Exercise details: From the material below, list every line containing "Andrés".

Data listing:
******
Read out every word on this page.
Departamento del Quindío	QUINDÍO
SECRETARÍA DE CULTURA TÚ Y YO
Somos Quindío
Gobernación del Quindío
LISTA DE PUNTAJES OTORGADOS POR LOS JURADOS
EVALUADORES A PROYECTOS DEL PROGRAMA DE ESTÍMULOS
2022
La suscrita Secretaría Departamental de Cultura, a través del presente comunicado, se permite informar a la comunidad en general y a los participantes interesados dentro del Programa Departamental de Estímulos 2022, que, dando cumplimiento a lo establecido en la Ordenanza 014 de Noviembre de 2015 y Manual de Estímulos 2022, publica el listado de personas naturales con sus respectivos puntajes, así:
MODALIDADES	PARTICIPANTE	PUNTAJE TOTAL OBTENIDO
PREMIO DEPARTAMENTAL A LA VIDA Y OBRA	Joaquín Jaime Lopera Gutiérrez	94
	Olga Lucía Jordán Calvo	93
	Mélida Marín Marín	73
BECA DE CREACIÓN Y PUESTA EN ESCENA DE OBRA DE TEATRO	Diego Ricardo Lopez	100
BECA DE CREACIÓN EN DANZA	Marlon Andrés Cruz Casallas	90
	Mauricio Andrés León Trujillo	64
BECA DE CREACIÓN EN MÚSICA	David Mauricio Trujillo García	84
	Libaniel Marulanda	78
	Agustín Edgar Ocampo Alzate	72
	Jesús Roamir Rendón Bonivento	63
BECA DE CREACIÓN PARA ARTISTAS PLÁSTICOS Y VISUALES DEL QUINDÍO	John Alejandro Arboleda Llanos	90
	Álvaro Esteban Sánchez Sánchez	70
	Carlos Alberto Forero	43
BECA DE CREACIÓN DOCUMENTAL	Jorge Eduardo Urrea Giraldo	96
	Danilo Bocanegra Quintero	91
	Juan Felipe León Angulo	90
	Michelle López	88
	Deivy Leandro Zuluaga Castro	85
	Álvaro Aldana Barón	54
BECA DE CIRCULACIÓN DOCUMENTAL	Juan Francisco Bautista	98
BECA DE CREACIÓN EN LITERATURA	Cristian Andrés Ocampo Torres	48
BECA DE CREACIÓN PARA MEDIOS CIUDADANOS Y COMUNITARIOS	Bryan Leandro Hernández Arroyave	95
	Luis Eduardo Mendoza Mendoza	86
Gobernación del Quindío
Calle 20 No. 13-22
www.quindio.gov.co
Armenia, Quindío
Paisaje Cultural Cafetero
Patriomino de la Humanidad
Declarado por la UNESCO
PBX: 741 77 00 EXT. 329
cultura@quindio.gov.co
******
Response to this task:
BECA DE CREACIÓN EN DANZA	Marlon Andrés Cruz Casallas	90
	Mauricio Andrés León Trujillo	64
BECA DE CREACIÓN EN LITERATURA	Cristian Andrés Ocampo Torres	48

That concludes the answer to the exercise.